start EXTRACTED DATA

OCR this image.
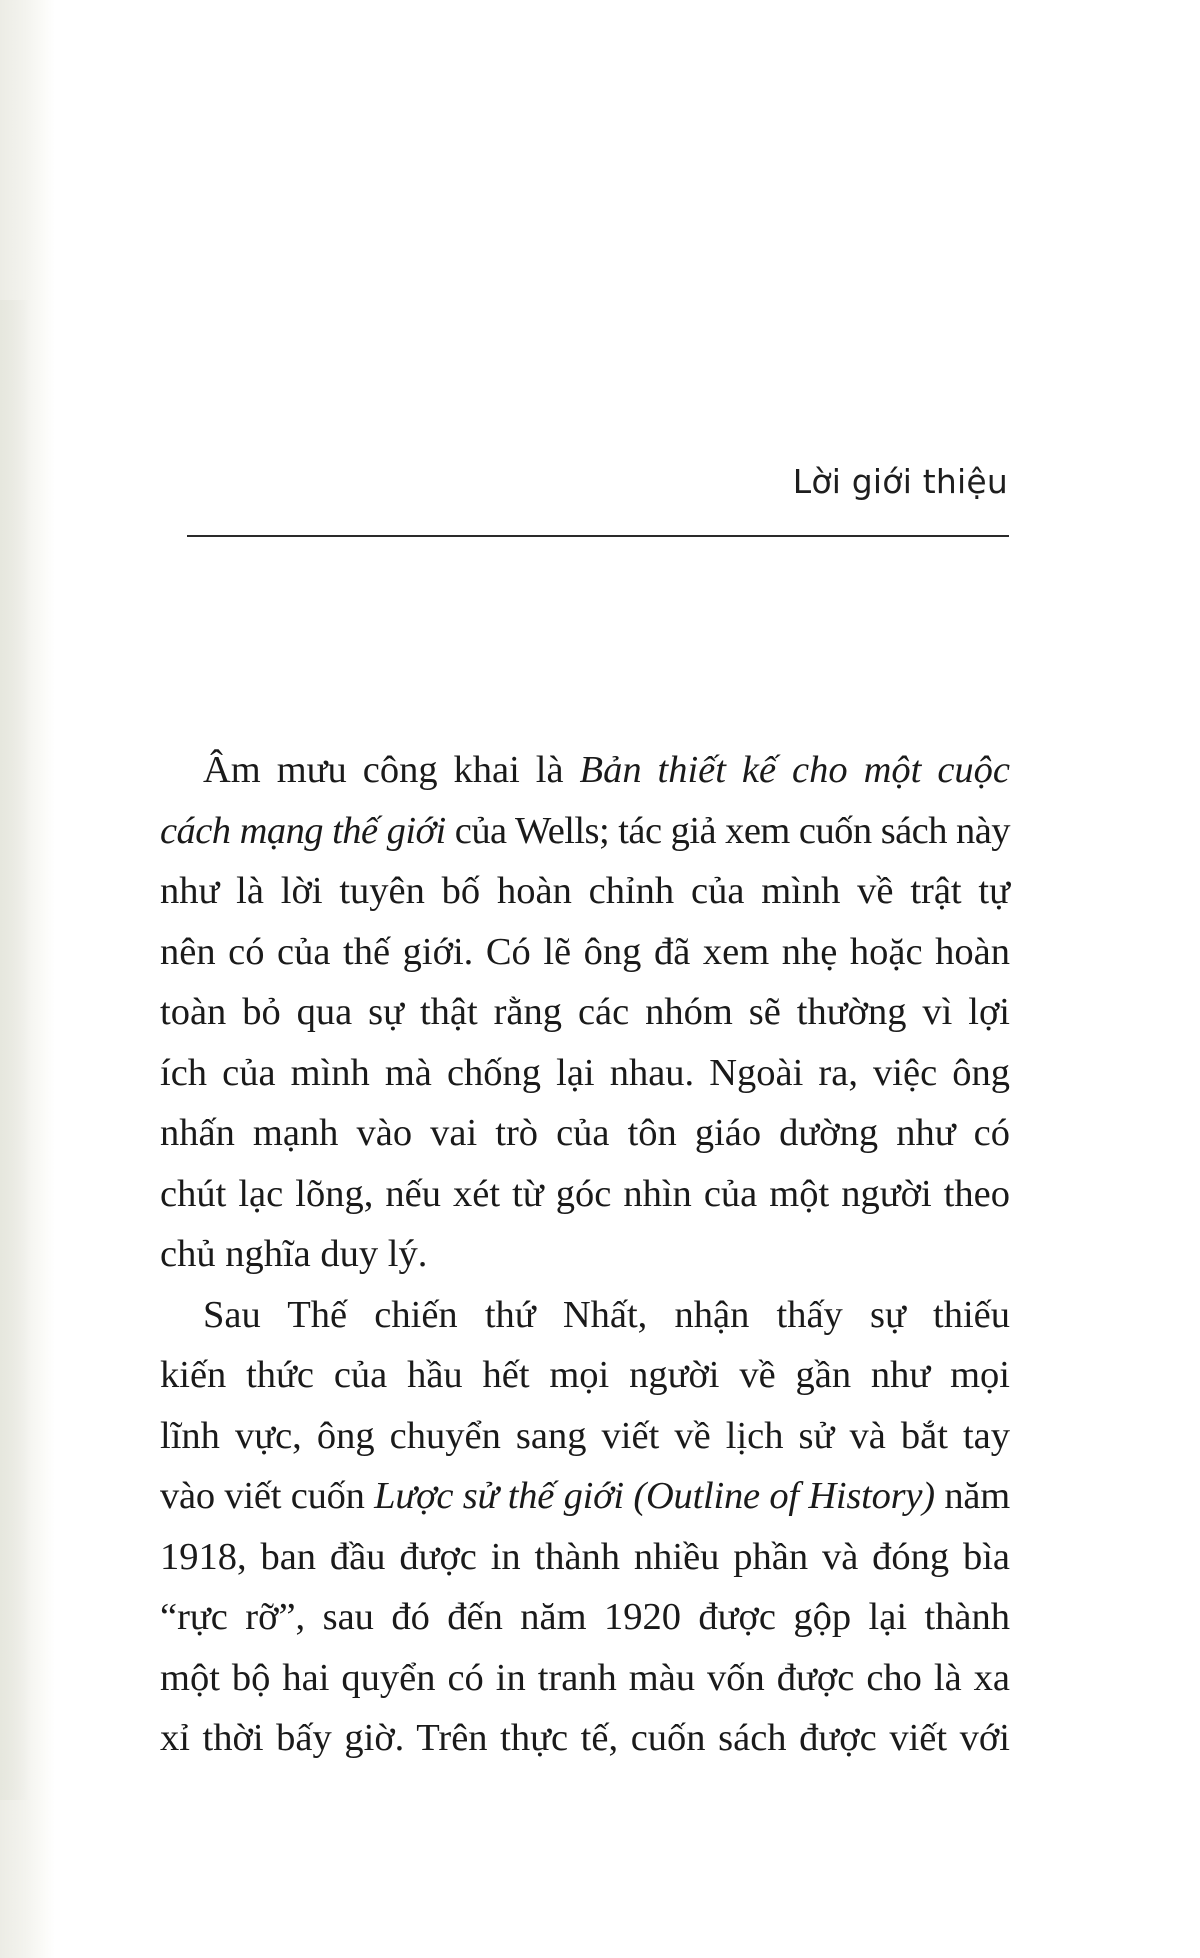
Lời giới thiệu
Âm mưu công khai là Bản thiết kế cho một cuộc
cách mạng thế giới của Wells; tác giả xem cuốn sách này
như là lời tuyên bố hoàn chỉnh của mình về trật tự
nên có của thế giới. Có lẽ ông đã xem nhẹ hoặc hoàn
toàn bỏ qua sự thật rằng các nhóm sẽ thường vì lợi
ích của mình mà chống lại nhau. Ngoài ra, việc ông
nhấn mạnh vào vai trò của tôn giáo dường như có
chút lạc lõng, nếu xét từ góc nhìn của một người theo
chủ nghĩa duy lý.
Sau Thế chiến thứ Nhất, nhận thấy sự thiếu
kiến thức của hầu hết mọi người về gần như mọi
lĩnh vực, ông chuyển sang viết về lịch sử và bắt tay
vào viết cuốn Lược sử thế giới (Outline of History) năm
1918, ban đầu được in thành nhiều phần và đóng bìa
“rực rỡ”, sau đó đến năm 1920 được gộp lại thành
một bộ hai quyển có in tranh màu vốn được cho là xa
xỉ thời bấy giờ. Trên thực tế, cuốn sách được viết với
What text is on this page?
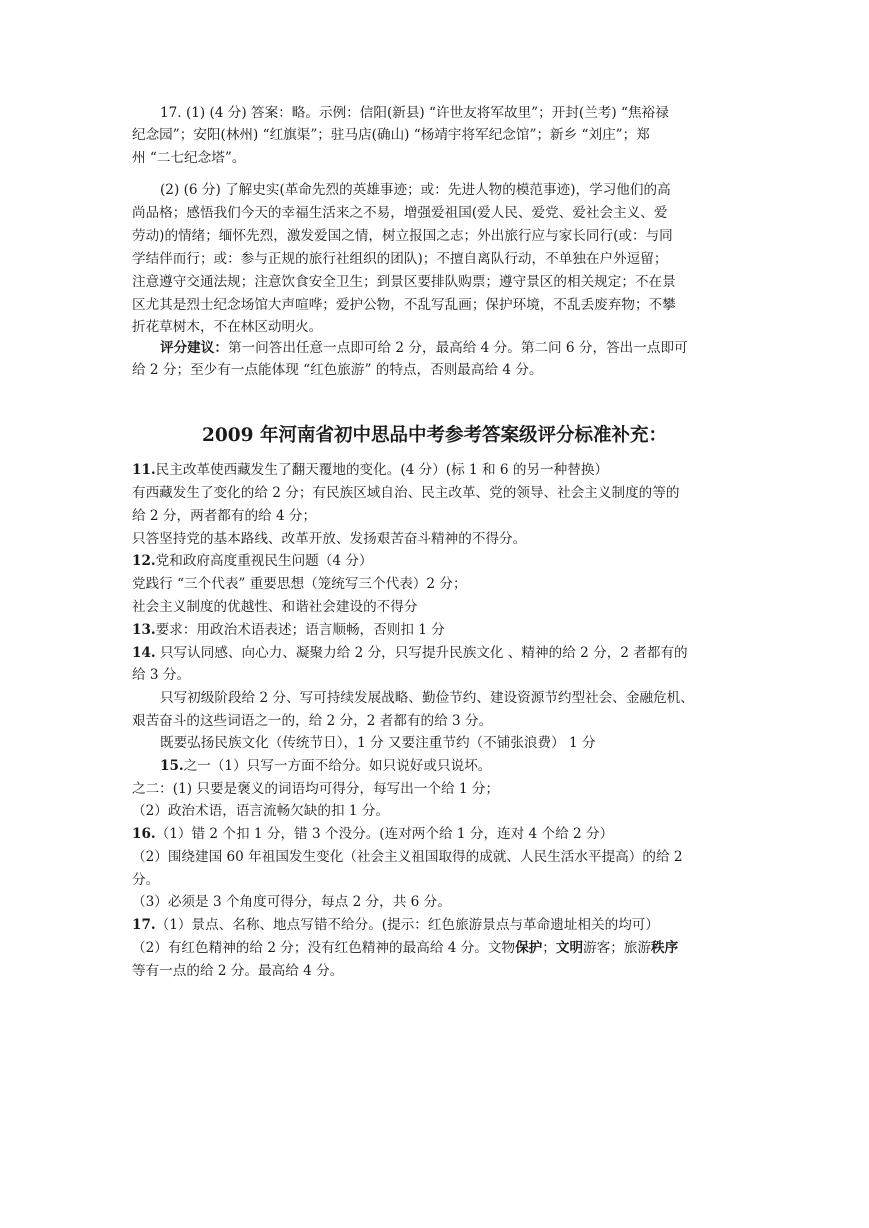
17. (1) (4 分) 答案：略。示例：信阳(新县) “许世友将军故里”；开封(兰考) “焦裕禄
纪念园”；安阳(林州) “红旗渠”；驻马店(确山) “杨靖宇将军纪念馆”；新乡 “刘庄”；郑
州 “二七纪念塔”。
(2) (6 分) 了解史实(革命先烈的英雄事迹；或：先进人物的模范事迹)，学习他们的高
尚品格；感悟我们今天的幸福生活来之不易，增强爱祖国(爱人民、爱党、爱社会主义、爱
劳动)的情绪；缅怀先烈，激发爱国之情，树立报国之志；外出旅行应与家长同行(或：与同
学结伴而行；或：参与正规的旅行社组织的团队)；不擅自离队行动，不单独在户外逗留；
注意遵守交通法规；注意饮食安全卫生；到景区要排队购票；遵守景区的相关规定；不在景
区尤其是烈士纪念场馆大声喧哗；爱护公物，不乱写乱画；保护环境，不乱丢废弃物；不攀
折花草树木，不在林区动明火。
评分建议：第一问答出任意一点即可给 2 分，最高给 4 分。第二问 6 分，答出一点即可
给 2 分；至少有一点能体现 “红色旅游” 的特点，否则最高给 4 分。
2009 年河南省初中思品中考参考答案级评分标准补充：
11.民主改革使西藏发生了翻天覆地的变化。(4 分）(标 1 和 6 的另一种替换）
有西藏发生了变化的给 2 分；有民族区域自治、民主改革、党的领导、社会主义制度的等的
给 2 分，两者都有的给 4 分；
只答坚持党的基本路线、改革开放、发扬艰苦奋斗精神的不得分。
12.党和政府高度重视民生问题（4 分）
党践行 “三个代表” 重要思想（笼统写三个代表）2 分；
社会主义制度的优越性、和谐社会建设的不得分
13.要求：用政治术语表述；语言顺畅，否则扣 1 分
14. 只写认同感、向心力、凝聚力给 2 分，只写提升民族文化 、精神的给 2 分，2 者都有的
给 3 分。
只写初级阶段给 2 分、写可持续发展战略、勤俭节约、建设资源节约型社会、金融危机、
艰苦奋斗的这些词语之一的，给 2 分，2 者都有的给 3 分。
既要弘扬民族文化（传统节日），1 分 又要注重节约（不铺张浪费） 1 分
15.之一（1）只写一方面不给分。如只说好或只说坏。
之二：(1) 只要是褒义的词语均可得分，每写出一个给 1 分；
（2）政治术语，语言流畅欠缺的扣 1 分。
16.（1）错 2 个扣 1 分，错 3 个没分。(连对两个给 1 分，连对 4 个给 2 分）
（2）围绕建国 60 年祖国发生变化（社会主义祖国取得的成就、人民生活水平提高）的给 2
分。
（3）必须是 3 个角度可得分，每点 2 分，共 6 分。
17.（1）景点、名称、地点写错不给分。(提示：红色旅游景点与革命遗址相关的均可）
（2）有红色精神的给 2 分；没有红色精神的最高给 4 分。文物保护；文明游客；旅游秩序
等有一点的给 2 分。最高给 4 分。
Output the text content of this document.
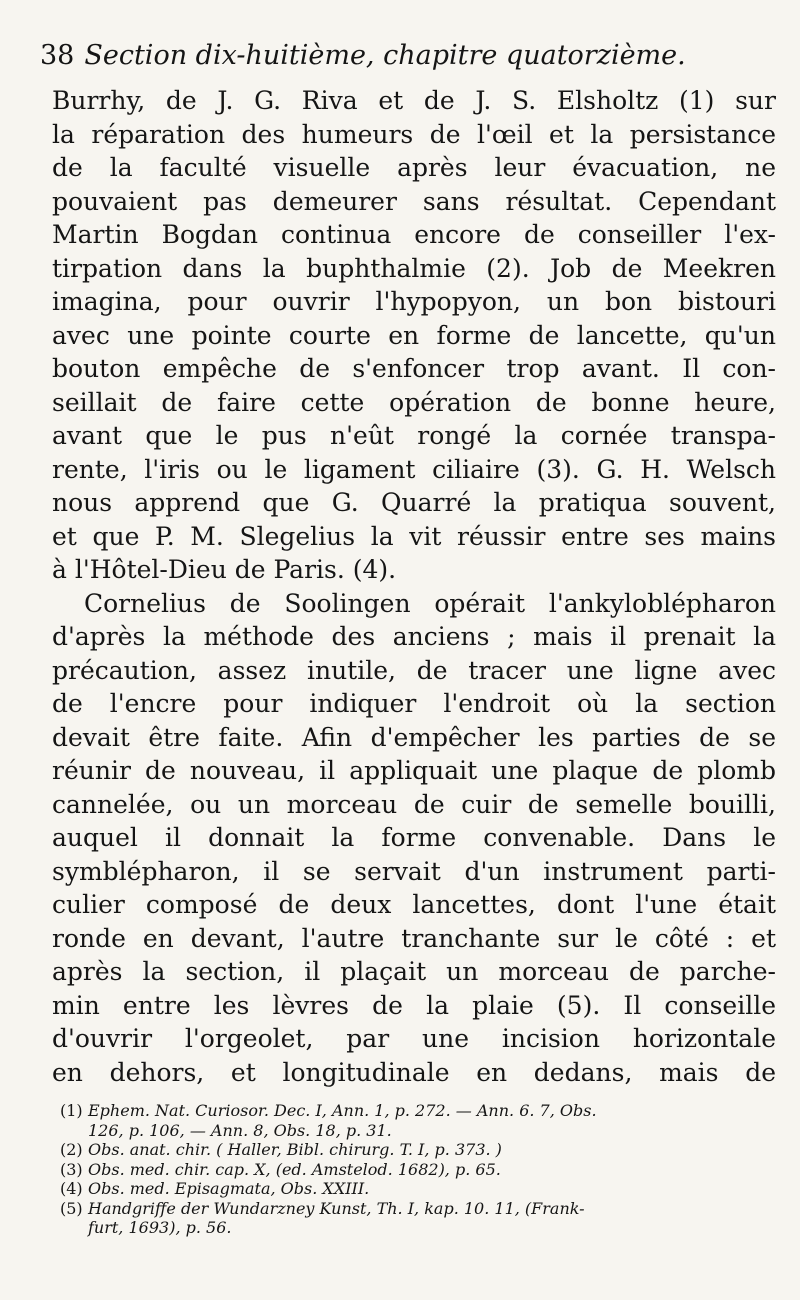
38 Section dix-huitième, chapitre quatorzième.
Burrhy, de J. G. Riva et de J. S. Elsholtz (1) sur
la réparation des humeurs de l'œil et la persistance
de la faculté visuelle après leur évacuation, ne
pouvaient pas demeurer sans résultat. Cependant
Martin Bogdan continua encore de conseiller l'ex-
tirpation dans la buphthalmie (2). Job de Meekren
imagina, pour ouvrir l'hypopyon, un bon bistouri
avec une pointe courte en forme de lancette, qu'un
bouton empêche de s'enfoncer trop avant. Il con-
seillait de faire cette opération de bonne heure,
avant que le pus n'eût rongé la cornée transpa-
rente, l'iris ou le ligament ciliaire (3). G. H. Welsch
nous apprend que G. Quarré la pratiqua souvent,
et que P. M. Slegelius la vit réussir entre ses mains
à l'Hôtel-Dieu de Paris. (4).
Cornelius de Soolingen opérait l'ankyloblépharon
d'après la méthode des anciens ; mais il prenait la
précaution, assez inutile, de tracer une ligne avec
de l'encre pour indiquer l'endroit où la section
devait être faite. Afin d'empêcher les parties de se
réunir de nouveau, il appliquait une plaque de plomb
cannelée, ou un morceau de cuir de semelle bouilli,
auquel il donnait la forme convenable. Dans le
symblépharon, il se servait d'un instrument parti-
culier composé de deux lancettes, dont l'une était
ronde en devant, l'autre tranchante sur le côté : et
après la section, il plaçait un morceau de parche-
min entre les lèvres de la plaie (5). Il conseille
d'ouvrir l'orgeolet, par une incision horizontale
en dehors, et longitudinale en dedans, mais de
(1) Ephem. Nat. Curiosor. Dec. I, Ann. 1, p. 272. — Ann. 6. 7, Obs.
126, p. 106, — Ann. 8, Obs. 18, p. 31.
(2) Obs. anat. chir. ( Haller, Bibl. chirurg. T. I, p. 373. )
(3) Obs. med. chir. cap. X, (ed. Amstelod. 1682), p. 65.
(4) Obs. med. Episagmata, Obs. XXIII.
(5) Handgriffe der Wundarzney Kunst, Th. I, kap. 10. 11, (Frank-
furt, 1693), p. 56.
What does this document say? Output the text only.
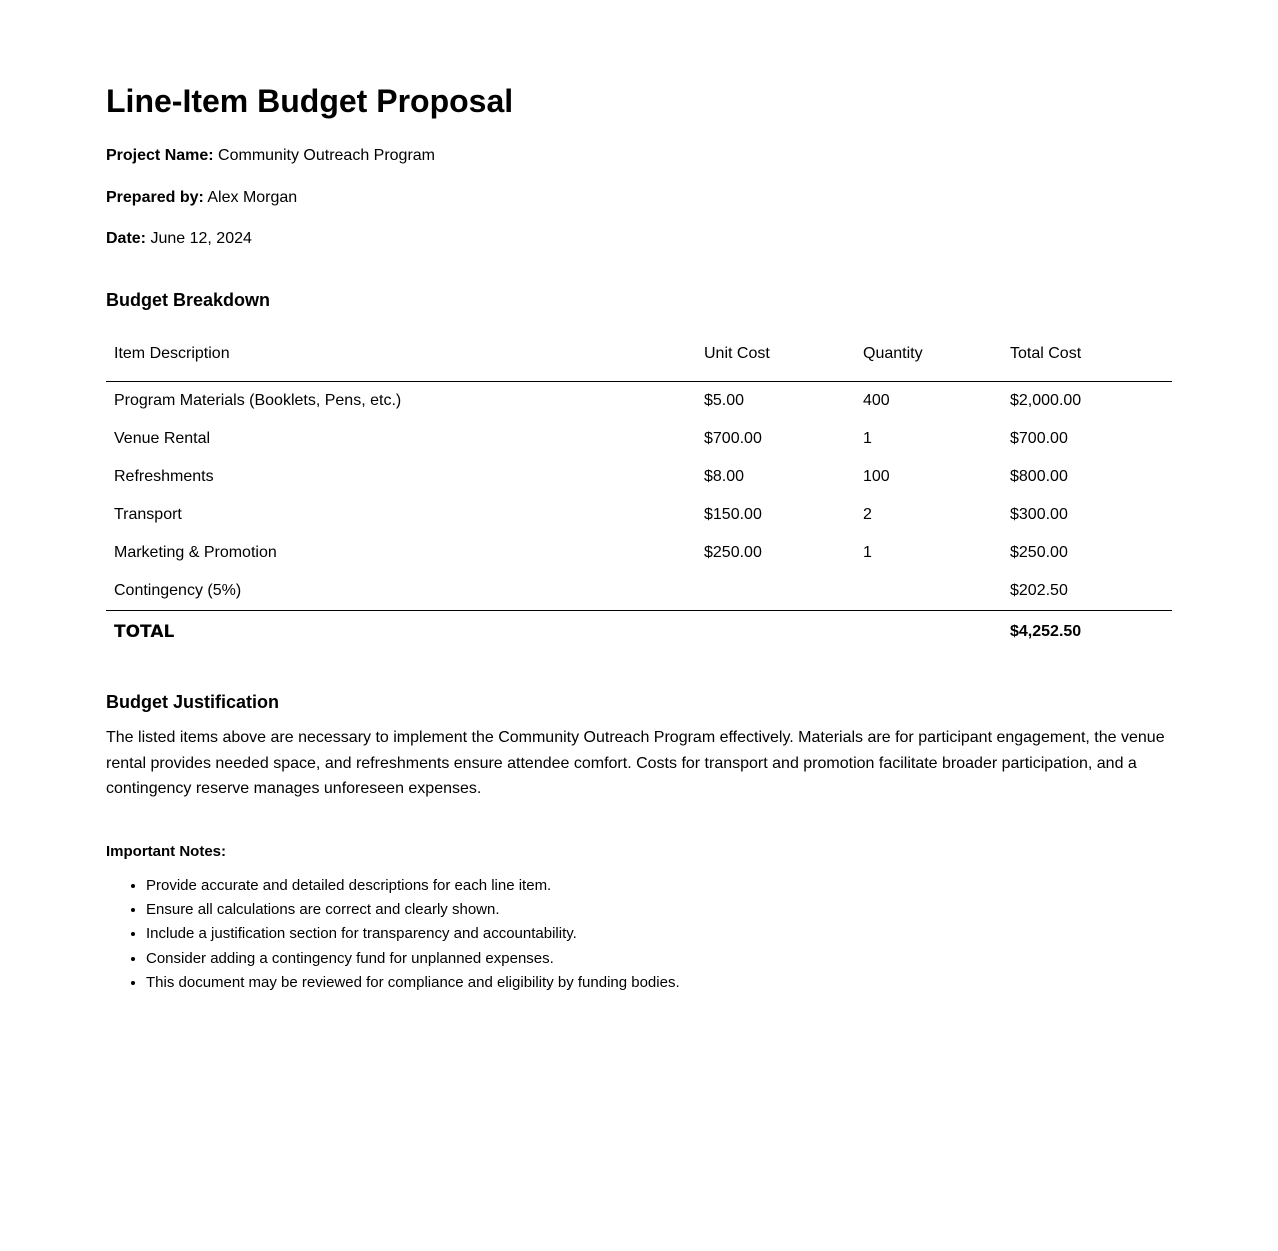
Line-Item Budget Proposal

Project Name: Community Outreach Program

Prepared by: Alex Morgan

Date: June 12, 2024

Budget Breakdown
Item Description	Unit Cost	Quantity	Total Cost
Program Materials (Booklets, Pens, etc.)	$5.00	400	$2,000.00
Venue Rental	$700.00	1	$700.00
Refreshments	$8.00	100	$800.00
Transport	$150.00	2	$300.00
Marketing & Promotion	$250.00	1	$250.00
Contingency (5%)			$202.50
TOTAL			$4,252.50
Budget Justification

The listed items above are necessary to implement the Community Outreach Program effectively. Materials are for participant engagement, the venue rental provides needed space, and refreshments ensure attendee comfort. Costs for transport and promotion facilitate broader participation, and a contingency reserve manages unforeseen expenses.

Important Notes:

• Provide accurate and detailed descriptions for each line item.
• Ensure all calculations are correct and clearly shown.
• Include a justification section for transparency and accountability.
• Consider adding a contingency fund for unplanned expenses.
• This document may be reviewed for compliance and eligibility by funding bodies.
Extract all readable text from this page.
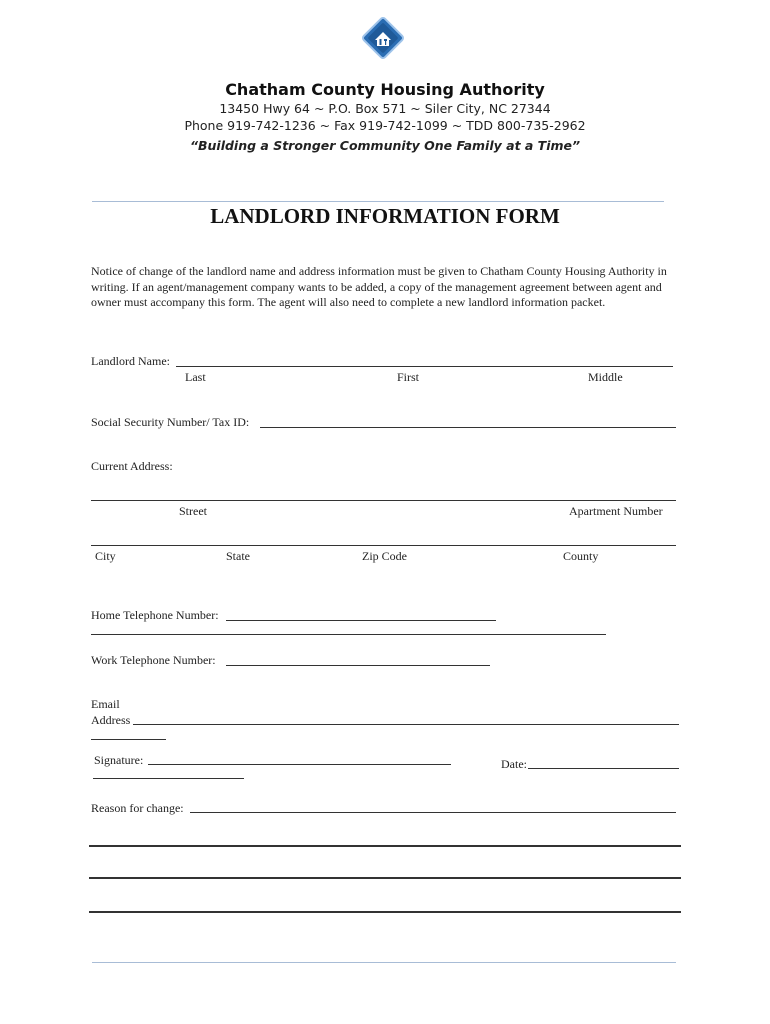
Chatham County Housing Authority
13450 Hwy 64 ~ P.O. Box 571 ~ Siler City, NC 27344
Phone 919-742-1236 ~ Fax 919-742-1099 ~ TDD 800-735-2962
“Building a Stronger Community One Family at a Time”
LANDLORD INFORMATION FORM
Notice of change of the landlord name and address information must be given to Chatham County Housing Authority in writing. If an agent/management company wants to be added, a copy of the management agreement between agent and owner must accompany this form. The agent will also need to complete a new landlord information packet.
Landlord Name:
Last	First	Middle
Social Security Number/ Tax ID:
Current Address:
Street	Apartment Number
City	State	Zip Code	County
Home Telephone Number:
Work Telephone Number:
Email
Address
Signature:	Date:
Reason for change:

end EXTRACTED DATA

EXERCISE:
Each line containing the word "avec" counts once; say how many such lines there are, giving only the number.

REPLY:
2